Set exercise
Return the stretch of lines from the one containing "bar [425, 291, 442, 391]" through the one containing "bar [532, 220, 549, 316]" as a JSON list of strings, one string per line with blank lines left out.

Records provided

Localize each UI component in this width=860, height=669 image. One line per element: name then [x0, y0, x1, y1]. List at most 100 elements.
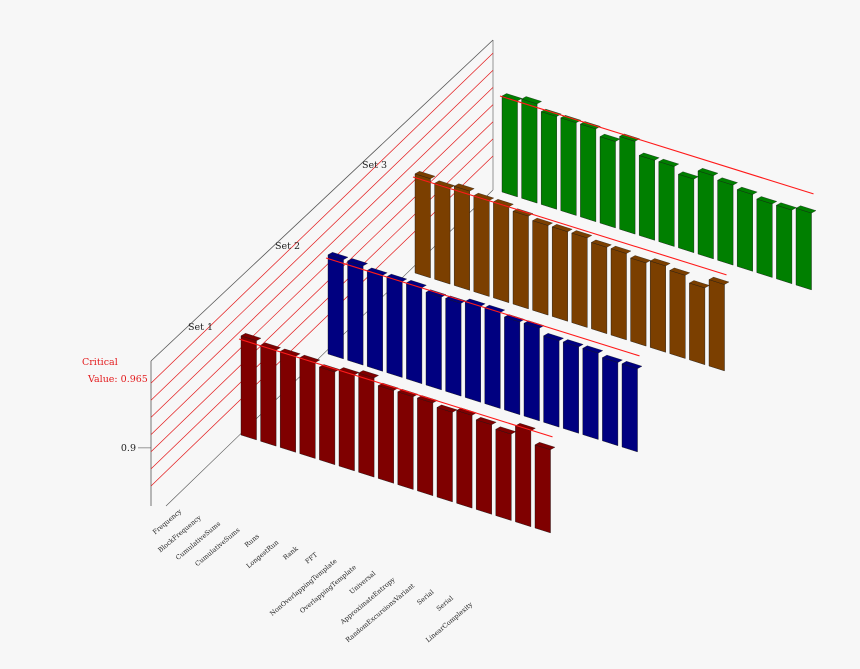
bar [425, 291, 442, 391]
bar-top [678, 171, 699, 180]
bar [697, 170, 714, 260]
series-label: Set 1 [188, 322, 213, 333]
bar [669, 270, 686, 359]
category-label: FFT [304, 550, 320, 565]
bar-top [602, 354, 623, 363]
series-row [238, 333, 556, 534]
bar-top [795, 205, 817, 214]
grid-line [150, 121, 494, 452]
bar-top [436, 404, 458, 413]
series-row [325, 252, 643, 453]
bar-top [658, 158, 680, 167]
bar-top [571, 230, 593, 239]
bar [541, 111, 557, 210]
bar [338, 369, 355, 472]
grid-line [150, 104, 494, 435]
bar [599, 136, 616, 229]
bar-top [638, 152, 660, 161]
bar-top [358, 370, 379, 379]
bar [523, 322, 540, 422]
bar [521, 98, 538, 204]
bar [436, 407, 453, 503]
bar-top [240, 333, 262, 341]
bar [563, 341, 579, 434]
bar-top [591, 239, 612, 248]
bar [347, 260, 364, 366]
bar [689, 282, 706, 365]
bar [367, 270, 383, 372]
bar-top [669, 267, 691, 276]
bar [515, 425, 532, 527]
bar-top [708, 276, 730, 285]
critical-label-line1: Critical [82, 357, 118, 368]
bar [532, 220, 549, 316]
bar [358, 372, 375, 478]
bar [795, 207, 812, 291]
bar [543, 335, 560, 428]
bar [445, 298, 462, 397]
bar [501, 95, 518, 198]
bar [493, 201, 510, 303]
category-label: Serial [435, 594, 455, 613]
bar [621, 363, 638, 453]
bar-top [551, 224, 573, 232]
bar-rows [238, 93, 817, 534]
bar [473, 195, 490, 297]
bar [417, 397, 434, 496]
bar [299, 357, 316, 459]
bar [552, 226, 568, 322]
bar [454, 185, 470, 291]
bar [650, 260, 666, 353]
bar-top [347, 258, 368, 267]
wall-top-edge [150, 39, 494, 362]
bar [240, 335, 257, 441]
bar [414, 173, 431, 279]
bar-top [397, 389, 419, 397]
bar-top [630, 255, 651, 264]
bar-top [689, 280, 710, 289]
bar-top [649, 258, 671, 267]
bar [591, 242, 608, 334]
bar-top [414, 171, 436, 179]
bar-top [453, 183, 475, 192]
bar [319, 366, 336, 465]
z-tick-label: 0.9 [121, 443, 136, 454]
bar [280, 351, 296, 453]
bar [630, 257, 647, 347]
bar [386, 276, 403, 378]
bar [717, 179, 734, 266]
bar [476, 419, 492, 515]
critical-value-line [238, 338, 553, 438]
category-label: Rank [281, 545, 299, 562]
bar [639, 155, 655, 241]
bar-top [534, 442, 556, 450]
bar [610, 248, 627, 341]
bar [397, 391, 414, 490]
bar [737, 189, 753, 272]
category-label: LinearComplexity [424, 600, 474, 644]
critical-label-line2: Value: 0.965 [87, 374, 148, 385]
series-row [499, 93, 817, 291]
bar-top [717, 177, 738, 186]
bar [504, 316, 521, 415]
bar [406, 282, 423, 384]
critical-value-line [412, 176, 727, 276]
bar [619, 136, 636, 235]
bar-top [756, 196, 778, 205]
bar [378, 385, 394, 484]
bar [484, 307, 501, 409]
bar [434, 182, 451, 285]
category-label: Serial [415, 588, 435, 607]
bar [560, 117, 577, 216]
bar [708, 279, 725, 372]
bar [495, 428, 512, 521]
bar [512, 210, 529, 310]
grid-line [150, 70, 494, 401]
bar-top [532, 217, 553, 226]
bar-top [327, 252, 349, 260]
bar [465, 301, 481, 403]
bar [260, 344, 277, 447]
category-label: Runs [243, 532, 261, 549]
bar-top [610, 245, 632, 254]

Final result
[
  "bar [425, 291, 442, 391]",
  "bar-top [678, 171, 699, 180]",
  "bar [697, 170, 714, 260]",
  "series-label: Set 1 [188, 322, 213, 333]",
  "bar [669, 270, 686, 359]",
  "category-label: FFT [304, 550, 320, 565]",
  "bar-top [602, 354, 623, 363]",
  "series-row [238, 333, 556, 534]",
  "bar-top [795, 205, 817, 214]",
  "grid-line [150, 121, 494, 452]",
  "bar-top [436, 404, 458, 413]",
  "series-row [325, 252, 643, 453]",
  "bar-top [658, 158, 680, 167]",
  "bar-top [571, 230, 593, 239]",
  "bar [541, 111, 557, 210]",
  "bar [338, 369, 355, 472]",
  "grid-line [150, 104, 494, 435]",
  "bar [599, 136, 616, 229]",
  "bar-top [638, 152, 660, 161]",
  "bar-top [358, 370, 379, 379]",
  "bar [523, 322, 540, 422]",
  "bar [521, 98, 538, 204]",
  "bar [436, 407, 453, 503]",
  "bar-top [240, 333, 262, 341]",
  "bar [563, 341, 579, 434]",
  "bar-top [591, 239, 612, 248]",
  "bar [347, 260, 364, 366]",
  "bar [689, 282, 706, 365]",
  "bar [367, 270, 383, 372]",
  "bar-top [669, 267, 691, 276]",
  "bar [515, 425, 532, 527]",
  "bar-top [708, 276, 730, 285]",
  "critical-label-line1: Critical [82, 357, 118, 368]",
  "bar [532, 220, 549, 316]"
]